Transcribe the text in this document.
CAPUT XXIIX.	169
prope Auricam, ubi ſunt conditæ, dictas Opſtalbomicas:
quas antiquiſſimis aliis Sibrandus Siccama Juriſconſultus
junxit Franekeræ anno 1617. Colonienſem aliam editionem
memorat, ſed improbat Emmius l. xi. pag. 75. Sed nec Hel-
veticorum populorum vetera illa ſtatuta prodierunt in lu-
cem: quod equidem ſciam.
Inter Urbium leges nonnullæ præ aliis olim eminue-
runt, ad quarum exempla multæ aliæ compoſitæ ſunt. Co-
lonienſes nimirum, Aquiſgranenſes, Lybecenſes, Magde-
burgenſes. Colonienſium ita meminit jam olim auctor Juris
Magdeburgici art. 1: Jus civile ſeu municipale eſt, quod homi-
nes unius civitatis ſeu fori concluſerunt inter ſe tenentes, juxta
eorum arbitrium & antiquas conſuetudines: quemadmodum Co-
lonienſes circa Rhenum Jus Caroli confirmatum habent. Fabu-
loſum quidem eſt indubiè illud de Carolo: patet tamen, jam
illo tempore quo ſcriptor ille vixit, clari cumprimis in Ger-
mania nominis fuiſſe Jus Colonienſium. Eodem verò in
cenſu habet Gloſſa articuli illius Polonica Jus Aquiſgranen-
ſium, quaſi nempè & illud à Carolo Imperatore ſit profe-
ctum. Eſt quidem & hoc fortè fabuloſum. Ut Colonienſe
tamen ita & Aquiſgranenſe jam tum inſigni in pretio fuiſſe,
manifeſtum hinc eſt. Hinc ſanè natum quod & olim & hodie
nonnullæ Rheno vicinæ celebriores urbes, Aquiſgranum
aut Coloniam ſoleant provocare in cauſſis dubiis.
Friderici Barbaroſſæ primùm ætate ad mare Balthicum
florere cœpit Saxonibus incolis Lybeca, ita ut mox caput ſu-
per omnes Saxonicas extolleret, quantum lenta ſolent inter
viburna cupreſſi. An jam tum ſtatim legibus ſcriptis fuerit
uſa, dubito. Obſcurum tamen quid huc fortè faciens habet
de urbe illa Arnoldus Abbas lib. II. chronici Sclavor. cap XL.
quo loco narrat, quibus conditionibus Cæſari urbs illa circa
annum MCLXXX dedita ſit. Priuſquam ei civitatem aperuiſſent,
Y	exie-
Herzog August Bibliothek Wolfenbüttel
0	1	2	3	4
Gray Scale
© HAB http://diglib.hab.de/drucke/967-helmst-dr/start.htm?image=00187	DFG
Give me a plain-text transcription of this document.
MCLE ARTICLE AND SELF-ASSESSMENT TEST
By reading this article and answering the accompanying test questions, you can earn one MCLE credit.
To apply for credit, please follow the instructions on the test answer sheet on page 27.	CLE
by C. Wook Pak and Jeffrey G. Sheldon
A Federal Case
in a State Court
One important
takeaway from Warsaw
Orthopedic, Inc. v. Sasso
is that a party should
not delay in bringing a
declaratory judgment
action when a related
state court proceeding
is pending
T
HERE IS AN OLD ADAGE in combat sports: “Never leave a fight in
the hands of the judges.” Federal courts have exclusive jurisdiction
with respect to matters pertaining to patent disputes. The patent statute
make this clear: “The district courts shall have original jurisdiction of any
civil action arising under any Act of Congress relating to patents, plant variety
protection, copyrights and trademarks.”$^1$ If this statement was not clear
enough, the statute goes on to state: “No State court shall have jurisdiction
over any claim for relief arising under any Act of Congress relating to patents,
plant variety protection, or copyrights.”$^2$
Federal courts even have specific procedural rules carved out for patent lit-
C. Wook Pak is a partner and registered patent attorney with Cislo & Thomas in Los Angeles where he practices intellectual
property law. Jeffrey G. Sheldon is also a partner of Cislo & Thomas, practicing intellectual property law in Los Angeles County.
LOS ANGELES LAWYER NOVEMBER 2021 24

+++++

Show every line of the listing in which the string "Thomas" can be found.

Answer to the problem:
C. Wook Pak is a partner and registered patent attorney with Cislo & Thomas in Los Angeles where he practices intellectual
property law. Jeffrey G. Sheldon is also a partner of Cislo & Thomas, practicing intellectual property law in Los Angeles County.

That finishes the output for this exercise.